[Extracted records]
|---|

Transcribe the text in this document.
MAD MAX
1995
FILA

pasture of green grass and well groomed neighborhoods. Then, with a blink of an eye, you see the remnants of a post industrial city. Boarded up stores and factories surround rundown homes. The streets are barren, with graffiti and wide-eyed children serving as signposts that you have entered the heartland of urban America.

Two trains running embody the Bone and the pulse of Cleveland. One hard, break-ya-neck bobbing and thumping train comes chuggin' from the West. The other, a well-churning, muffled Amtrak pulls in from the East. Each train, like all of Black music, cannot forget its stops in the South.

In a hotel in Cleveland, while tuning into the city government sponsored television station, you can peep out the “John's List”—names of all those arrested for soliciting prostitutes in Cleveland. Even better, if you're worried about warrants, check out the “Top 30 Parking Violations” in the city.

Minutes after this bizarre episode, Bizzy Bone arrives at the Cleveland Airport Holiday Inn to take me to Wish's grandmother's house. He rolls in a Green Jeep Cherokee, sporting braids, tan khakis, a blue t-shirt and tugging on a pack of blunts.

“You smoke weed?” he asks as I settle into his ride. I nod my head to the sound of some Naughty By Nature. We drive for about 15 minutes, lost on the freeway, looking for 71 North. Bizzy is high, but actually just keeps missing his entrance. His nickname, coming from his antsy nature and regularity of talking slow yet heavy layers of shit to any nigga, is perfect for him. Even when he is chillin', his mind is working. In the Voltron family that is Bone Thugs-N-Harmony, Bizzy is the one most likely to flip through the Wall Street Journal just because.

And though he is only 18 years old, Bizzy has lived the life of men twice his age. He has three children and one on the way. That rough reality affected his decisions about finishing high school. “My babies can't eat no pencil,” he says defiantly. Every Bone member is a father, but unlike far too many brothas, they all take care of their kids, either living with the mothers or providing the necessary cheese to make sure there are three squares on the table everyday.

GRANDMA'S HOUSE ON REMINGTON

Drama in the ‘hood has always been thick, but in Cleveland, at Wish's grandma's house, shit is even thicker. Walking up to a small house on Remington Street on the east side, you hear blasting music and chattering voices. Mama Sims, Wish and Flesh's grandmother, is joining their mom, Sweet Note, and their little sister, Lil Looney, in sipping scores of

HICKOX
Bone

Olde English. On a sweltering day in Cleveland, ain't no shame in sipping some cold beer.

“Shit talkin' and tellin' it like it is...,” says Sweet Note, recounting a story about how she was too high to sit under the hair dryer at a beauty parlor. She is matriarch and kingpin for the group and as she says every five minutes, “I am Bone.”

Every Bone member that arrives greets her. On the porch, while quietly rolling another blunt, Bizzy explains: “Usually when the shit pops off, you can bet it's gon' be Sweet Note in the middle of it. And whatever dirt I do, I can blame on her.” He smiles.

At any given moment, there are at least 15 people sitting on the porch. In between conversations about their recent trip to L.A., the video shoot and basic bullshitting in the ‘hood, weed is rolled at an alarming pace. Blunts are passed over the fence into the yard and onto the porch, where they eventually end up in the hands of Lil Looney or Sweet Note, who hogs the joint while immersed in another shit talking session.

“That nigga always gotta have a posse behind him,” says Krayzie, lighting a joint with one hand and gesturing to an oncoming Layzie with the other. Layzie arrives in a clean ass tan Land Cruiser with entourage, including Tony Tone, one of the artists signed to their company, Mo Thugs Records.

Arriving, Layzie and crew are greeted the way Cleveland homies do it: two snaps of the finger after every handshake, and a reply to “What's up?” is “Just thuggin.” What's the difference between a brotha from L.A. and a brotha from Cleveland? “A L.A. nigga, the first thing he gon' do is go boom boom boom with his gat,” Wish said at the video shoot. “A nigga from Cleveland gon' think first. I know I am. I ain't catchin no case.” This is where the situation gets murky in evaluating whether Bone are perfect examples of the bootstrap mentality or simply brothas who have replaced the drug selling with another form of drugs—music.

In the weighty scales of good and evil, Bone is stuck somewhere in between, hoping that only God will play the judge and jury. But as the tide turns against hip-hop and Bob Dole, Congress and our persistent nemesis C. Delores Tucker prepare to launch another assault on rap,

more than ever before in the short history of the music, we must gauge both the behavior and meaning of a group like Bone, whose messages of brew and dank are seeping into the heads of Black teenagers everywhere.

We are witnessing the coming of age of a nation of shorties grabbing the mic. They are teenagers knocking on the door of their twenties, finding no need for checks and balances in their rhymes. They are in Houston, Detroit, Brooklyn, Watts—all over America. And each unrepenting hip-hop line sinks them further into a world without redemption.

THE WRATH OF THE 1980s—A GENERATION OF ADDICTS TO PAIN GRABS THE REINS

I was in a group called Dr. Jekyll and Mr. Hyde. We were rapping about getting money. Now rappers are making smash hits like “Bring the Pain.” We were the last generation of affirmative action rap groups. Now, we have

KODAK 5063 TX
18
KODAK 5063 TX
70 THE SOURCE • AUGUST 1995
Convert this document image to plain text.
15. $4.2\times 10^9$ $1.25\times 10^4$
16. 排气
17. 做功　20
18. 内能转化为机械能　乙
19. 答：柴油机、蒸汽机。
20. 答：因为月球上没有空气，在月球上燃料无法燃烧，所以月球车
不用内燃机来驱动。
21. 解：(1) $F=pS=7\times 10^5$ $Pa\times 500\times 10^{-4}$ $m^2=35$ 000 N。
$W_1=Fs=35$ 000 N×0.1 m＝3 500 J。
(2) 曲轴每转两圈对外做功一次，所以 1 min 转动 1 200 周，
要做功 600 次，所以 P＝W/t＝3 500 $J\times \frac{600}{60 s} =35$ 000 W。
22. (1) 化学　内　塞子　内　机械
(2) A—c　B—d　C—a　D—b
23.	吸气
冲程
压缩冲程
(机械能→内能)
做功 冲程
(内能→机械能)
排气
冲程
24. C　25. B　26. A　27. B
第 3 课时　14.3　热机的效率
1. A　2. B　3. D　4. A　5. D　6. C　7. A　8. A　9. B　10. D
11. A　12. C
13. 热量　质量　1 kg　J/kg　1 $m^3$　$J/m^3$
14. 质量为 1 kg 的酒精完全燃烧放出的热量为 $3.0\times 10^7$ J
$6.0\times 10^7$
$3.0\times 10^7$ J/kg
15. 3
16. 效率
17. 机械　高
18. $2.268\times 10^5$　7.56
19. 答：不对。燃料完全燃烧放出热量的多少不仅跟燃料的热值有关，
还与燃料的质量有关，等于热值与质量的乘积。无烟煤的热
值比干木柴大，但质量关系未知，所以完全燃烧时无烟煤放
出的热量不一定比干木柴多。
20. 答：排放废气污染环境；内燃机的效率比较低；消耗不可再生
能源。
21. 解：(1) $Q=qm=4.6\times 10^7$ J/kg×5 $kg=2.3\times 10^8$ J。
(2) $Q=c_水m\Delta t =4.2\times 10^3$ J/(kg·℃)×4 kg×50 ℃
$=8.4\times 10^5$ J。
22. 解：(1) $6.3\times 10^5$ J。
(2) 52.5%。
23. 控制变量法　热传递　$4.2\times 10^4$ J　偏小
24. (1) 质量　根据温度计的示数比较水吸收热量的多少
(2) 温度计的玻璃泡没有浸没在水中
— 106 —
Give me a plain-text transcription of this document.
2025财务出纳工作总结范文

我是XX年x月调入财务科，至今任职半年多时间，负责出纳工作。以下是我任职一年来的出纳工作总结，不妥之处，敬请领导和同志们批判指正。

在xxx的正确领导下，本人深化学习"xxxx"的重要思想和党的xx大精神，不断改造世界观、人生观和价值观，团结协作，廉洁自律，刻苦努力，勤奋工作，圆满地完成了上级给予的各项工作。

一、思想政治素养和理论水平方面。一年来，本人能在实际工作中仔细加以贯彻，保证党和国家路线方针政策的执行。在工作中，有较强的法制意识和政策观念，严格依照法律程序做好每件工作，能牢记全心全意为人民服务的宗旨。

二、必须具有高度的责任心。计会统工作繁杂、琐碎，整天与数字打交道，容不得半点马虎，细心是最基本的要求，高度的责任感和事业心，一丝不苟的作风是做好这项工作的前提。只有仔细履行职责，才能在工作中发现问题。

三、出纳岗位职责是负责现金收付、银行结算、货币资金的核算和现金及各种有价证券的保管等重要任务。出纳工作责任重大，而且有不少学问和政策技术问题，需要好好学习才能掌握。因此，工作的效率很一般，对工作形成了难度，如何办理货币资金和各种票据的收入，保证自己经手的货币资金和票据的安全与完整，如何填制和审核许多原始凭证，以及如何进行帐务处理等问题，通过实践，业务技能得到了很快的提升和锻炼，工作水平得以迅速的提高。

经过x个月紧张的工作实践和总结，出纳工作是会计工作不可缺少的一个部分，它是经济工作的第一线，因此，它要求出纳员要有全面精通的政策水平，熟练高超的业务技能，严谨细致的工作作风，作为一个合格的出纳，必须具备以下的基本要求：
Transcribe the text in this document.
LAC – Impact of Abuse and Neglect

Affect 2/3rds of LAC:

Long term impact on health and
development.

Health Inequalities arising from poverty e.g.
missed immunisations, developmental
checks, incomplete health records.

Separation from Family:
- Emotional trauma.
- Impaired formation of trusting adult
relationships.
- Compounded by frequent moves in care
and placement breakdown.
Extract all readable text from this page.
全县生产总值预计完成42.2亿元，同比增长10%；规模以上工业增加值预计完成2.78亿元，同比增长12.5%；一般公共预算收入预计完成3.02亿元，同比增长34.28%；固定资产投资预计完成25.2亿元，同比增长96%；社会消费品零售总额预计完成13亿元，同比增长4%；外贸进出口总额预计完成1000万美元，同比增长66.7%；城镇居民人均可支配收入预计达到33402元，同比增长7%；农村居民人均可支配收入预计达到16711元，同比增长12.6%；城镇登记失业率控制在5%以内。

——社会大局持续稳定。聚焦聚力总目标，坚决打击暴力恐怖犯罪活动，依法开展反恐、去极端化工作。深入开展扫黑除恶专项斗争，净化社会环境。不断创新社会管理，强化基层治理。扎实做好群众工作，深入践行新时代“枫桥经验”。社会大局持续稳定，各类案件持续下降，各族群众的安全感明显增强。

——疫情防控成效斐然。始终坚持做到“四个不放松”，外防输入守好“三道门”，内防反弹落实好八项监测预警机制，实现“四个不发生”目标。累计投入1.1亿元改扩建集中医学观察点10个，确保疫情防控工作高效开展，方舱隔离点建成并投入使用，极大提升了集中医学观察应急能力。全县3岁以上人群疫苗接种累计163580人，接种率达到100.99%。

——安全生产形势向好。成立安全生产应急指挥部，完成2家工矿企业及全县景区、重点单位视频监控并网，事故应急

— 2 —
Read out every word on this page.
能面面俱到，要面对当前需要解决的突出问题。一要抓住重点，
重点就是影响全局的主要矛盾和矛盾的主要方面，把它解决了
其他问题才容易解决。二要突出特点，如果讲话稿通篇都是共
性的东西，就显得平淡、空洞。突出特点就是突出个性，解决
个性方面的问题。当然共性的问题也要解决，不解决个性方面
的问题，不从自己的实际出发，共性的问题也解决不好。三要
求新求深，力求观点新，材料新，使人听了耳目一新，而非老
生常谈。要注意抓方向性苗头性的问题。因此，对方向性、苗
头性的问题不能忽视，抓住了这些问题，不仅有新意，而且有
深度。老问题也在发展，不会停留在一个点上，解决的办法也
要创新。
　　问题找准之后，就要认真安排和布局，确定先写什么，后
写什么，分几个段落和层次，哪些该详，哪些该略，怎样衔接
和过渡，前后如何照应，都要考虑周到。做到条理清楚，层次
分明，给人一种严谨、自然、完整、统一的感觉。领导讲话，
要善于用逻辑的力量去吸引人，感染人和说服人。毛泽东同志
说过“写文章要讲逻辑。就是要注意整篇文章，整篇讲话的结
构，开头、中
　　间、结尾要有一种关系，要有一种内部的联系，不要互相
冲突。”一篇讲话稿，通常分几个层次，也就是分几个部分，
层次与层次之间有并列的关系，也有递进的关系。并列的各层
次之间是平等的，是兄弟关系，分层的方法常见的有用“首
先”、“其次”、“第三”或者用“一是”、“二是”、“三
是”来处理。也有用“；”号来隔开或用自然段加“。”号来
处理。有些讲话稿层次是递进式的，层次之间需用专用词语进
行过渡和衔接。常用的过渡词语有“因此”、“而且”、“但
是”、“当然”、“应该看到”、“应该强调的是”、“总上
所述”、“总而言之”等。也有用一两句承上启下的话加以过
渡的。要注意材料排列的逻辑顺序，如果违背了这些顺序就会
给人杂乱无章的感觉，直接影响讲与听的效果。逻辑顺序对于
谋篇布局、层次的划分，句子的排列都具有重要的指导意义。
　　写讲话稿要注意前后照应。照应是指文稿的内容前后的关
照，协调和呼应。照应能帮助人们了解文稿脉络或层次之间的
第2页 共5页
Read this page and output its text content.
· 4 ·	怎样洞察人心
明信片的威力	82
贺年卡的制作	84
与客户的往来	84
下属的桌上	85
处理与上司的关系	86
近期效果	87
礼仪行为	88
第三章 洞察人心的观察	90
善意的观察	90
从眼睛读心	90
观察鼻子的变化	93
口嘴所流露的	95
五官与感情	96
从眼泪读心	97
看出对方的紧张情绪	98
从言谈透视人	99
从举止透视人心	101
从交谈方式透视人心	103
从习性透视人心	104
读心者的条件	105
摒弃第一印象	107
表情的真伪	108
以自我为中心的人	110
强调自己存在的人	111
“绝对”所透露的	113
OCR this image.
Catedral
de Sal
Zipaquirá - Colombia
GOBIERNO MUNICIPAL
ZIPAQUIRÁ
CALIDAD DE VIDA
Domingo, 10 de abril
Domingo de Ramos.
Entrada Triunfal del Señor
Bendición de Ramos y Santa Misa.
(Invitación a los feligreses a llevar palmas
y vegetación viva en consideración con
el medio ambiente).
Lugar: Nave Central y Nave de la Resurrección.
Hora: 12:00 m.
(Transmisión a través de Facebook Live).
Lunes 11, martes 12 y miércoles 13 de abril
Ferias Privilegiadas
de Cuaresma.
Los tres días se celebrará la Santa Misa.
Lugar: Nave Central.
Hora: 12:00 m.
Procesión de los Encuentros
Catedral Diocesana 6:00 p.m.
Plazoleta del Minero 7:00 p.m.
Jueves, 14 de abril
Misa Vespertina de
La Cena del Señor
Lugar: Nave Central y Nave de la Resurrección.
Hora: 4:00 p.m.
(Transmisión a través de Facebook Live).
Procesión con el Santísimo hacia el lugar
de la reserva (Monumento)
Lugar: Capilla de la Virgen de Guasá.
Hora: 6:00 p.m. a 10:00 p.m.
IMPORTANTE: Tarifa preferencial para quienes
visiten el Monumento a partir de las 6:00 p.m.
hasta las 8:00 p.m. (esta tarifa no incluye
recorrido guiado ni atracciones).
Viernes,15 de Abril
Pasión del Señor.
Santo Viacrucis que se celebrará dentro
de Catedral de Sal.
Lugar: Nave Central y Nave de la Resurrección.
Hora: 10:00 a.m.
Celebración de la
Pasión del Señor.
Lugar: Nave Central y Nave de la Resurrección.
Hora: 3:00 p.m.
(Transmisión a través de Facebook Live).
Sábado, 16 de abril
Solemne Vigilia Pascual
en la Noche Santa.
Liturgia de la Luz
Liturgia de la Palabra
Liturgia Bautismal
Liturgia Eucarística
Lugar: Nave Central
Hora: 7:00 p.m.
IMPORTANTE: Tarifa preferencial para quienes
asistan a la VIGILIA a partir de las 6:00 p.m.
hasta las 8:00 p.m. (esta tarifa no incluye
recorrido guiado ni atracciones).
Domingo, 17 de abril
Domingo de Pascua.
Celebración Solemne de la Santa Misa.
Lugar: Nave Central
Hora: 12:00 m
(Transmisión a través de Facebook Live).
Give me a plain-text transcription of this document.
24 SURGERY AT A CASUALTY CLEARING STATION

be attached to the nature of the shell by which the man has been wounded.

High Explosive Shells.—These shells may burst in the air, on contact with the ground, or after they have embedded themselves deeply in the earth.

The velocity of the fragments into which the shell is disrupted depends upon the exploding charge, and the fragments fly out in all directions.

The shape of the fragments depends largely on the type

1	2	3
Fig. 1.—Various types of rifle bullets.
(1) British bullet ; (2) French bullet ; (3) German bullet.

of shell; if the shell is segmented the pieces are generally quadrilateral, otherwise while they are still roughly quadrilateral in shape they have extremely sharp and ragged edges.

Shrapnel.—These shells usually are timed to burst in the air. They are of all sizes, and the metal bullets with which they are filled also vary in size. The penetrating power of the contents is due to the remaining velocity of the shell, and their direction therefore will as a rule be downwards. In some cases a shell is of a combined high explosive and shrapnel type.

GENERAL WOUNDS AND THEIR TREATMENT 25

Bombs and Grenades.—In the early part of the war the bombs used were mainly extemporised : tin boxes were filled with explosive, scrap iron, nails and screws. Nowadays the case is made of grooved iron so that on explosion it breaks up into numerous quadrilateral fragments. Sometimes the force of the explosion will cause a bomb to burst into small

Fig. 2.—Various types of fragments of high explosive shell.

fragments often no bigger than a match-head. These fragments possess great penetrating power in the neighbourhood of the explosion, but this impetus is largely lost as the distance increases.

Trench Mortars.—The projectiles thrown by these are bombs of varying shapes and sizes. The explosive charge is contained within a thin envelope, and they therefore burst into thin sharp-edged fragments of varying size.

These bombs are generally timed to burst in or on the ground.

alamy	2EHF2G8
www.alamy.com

|---|

■ Stated task ■
Where a line in the entries holds "Señor", copy that line.

■ Right answer ■
Entrada Triunfal del Señor
La Cena del Señor
Pasión del Señor.
Pasión del Señor.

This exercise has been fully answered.